● **Given problem**: Each record must be retyped in full. No character may differ.

Records from a data source
▼
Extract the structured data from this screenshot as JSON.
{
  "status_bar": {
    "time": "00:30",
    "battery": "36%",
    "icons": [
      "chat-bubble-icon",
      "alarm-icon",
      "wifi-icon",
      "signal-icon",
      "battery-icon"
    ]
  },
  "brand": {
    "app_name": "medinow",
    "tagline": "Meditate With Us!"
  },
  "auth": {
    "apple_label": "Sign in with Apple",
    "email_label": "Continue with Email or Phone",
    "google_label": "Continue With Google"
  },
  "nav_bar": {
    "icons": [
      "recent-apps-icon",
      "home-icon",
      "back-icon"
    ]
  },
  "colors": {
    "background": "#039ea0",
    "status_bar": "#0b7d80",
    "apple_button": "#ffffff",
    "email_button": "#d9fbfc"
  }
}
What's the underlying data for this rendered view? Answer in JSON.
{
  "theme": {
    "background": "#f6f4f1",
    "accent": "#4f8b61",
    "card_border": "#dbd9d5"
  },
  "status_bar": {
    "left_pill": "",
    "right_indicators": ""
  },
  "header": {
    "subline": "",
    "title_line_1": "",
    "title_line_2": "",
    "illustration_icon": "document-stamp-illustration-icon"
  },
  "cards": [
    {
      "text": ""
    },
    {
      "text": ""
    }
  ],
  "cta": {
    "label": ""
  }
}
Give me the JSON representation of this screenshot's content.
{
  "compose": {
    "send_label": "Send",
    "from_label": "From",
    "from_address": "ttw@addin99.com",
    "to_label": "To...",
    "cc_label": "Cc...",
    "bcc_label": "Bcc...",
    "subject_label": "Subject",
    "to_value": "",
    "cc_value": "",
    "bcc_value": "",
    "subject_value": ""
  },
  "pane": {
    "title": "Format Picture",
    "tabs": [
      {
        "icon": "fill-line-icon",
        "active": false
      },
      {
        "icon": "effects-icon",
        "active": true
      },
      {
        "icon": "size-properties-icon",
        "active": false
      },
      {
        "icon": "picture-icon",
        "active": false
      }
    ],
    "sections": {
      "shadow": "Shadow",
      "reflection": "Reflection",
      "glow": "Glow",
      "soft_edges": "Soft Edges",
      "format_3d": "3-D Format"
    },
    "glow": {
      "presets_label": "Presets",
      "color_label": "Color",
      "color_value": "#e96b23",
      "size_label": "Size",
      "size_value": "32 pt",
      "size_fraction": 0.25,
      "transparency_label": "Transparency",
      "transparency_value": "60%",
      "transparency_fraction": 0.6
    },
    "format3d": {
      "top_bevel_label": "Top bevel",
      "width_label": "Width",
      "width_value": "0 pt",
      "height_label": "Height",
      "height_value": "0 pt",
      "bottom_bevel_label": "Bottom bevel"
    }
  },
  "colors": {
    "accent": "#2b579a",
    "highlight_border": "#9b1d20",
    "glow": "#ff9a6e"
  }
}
▲
● **Answer for the task**:
Extract the structured data from this screenshot as JSON.
{
  "status_bar": {
    "time": "00:30",
    "battery": "36%",
    "icons": [
      "chat-bubble-icon",
      "alarm-icon",
      "wifi-icon",
      "signal-icon",
      "battery-icon"
    ]
  },
  "brand": {
    "app_name": "medinow",
    "tagline": "Meditate With Us!"
  },
  "auth": {
    "apple_label": "Sign in with Apple",
    "email_label": "Continue with Email or Phone",
    "google_label": "Continue With Google"
  },
  "nav_bar": {
    "icons": [
      "recent-apps-icon",
      "home-icon",
      "back-icon"
    ]
  },
  "colors": {
    "background": "#039ea0",
    "status_bar": "#0b7d80",
    "apple_button": "#ffffff",
    "email_button": "#d9fbfc"
  }
}
What's the underlying data for this rendered view? Answer in JSON.
{
  "theme": {
    "background": "#f6f4f1",
    "accent": "#4f8b61",
    "card_border": "#dbd9d5"
  },
  "status_bar": {
    "left_pill": "",
    "right_indicators": ""
  },
  "header": {
    "subline": "",
    "title_line_1": "",
    "title_line_2": "",
    "illustration_icon": "document-stamp-illustration-icon"
  },
  "cards": [
    {
      "text": ""
    },
    {
      "text": ""
    }
  ],
  "cta": {
    "label": ""
  }
}
Give me the JSON representation of this screenshot's content.
{
  "compose": {
    "send_label": "Send",
    "from_label": "From",
    "from_address": "ttw@addin99.com",
    "to_label": "To...",
    "cc_label": "Cc...",
    "bcc_label": "Bcc...",
    "subject_label": "Subject",
    "to_value": "",
    "cc_value": "",
    "bcc_value": "",
    "subject_value": ""
  },
  "pane": {
    "title": "Format Picture",
    "tabs": [
      {
        "icon": "fill-line-icon",
        "active": false
      },
      {
        "icon": "effects-icon",
        "active": true
      },
      {
        "icon": "size-properties-icon",
        "active": false
      },
      {
        "icon": "picture-icon",
        "active": false
      }
    ],
    "sections": {
      "shadow": "Shadow",
      "reflection": "Reflection",
      "glow": "Glow",
      "soft_edges": "Soft Edges",
      "format_3d": "3-D Format"
    },
    "glow": {
      "presets_label": "Presets",
      "color_label": "Color",
      "color_value": "#e96b23",
      "size_label": "Size",
      "size_value": "32 pt",
      "size_fraction": 0.25,
      "transparency_label": "Transparency",
      "transparency_value": "60%",
      "transparency_fraction": 0.6
    },
    "format3d": {
      "top_bevel_label": "Top bevel",
      "width_label": "Width",
      "width_value": "0 pt",
      "height_label": "Height",
      "height_value": "0 pt",
      "bottom_bevel_label": "Bottom bevel"
    }
  },
  "colors": {
    "accent": "#2b579a",
    "highlight_border": "#9b1d20",
    "glow": "#ff9a6e"
  }
}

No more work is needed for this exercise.